> _SET TASK_: Determine which lines of the records include the word "marker", and copy them.

> _PROVIDED MATERIAL_:
----------
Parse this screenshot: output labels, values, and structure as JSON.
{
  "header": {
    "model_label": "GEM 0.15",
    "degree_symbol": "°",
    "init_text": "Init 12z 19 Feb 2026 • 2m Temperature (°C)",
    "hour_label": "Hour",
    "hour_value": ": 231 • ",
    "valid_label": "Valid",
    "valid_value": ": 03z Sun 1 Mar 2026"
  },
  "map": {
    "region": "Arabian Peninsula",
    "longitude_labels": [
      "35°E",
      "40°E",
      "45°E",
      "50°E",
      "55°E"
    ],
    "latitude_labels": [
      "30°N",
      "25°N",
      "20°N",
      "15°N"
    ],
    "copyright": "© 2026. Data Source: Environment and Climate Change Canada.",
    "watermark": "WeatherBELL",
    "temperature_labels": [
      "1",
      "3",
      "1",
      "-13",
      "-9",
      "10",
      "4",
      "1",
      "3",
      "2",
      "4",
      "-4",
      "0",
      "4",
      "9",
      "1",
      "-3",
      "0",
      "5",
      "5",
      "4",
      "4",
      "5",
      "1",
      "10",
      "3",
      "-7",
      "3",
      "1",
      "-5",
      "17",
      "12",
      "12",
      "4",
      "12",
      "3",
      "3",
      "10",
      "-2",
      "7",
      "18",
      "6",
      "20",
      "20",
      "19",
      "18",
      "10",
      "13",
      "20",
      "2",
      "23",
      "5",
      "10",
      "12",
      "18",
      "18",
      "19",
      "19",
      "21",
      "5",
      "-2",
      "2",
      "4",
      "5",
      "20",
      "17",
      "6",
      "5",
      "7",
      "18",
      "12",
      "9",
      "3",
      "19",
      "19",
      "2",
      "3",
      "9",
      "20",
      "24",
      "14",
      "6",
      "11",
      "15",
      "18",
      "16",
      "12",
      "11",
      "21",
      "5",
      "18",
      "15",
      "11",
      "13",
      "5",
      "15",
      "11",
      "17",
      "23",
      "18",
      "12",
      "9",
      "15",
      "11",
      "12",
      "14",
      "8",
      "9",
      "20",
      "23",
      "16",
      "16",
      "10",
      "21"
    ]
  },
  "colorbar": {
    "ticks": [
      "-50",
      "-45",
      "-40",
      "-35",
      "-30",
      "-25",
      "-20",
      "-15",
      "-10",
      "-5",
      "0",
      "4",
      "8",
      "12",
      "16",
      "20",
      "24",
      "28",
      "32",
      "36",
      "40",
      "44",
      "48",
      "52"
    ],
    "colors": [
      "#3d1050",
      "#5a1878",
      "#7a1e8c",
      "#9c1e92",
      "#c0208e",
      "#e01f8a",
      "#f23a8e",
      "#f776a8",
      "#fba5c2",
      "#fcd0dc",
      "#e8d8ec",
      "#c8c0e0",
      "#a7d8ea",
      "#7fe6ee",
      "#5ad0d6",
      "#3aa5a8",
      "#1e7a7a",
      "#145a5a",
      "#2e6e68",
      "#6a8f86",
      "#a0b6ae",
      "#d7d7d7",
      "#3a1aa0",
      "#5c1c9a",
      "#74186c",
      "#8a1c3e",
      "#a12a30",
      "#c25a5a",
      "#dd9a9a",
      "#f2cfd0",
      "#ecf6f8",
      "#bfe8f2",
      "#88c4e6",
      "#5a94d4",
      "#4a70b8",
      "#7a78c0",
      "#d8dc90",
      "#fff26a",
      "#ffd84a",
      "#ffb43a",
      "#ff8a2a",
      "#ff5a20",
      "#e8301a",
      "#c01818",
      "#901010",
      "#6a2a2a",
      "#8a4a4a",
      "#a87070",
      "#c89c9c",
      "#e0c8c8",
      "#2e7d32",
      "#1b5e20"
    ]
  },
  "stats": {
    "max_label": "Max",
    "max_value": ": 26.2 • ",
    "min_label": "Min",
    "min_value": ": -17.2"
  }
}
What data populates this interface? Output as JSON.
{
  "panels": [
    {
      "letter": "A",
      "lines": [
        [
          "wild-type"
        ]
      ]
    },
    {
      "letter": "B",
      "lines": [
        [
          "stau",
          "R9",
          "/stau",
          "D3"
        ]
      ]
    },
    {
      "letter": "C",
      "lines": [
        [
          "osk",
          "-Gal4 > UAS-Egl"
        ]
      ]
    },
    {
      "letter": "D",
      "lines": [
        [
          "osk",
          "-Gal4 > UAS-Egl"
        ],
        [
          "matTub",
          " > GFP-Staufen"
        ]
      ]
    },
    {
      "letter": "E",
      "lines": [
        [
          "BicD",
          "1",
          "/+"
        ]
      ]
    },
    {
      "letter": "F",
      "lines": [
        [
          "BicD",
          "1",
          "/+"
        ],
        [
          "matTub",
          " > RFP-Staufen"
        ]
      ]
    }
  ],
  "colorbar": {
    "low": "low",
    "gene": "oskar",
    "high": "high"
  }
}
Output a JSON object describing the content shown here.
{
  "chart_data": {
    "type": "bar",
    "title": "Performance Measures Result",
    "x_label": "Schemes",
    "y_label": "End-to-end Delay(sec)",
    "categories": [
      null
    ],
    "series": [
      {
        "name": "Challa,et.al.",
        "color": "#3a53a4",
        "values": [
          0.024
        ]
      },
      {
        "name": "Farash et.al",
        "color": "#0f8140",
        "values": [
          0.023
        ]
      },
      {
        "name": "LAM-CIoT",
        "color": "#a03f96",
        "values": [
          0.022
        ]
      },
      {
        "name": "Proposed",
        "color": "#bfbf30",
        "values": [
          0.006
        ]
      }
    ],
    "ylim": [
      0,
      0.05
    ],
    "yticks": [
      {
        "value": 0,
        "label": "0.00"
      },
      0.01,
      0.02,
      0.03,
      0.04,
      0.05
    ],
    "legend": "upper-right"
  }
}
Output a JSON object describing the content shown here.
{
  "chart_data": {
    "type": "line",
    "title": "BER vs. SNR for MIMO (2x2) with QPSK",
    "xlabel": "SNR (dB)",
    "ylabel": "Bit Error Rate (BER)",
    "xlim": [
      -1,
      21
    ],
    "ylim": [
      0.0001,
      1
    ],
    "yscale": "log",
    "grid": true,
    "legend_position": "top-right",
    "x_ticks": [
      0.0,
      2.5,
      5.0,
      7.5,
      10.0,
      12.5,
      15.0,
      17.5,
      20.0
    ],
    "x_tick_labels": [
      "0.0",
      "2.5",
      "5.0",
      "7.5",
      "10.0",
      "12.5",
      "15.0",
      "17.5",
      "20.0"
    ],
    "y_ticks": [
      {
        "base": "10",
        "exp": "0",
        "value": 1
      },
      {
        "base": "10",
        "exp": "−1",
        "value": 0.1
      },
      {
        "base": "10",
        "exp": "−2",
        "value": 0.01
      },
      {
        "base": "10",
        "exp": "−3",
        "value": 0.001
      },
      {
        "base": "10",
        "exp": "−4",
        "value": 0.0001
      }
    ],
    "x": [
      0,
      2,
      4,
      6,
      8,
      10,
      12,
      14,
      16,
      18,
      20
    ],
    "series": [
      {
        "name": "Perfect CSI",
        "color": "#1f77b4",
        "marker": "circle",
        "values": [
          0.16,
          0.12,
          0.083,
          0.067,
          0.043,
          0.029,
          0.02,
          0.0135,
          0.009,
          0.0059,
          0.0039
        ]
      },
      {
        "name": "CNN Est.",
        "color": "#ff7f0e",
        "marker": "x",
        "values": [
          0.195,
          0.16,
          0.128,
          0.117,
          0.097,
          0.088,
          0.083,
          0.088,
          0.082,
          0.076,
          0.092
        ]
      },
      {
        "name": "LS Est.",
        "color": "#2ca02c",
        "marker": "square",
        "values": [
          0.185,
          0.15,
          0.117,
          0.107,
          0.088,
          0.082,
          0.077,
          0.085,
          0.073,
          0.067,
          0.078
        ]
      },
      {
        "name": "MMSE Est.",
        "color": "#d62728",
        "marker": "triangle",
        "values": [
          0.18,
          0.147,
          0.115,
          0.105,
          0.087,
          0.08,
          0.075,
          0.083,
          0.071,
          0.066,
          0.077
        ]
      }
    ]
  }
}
----------
> _FULL OUTPUT_:
        "marker": "circle",
        "marker": "x",
        "marker": "square",
        "marker": "triangle",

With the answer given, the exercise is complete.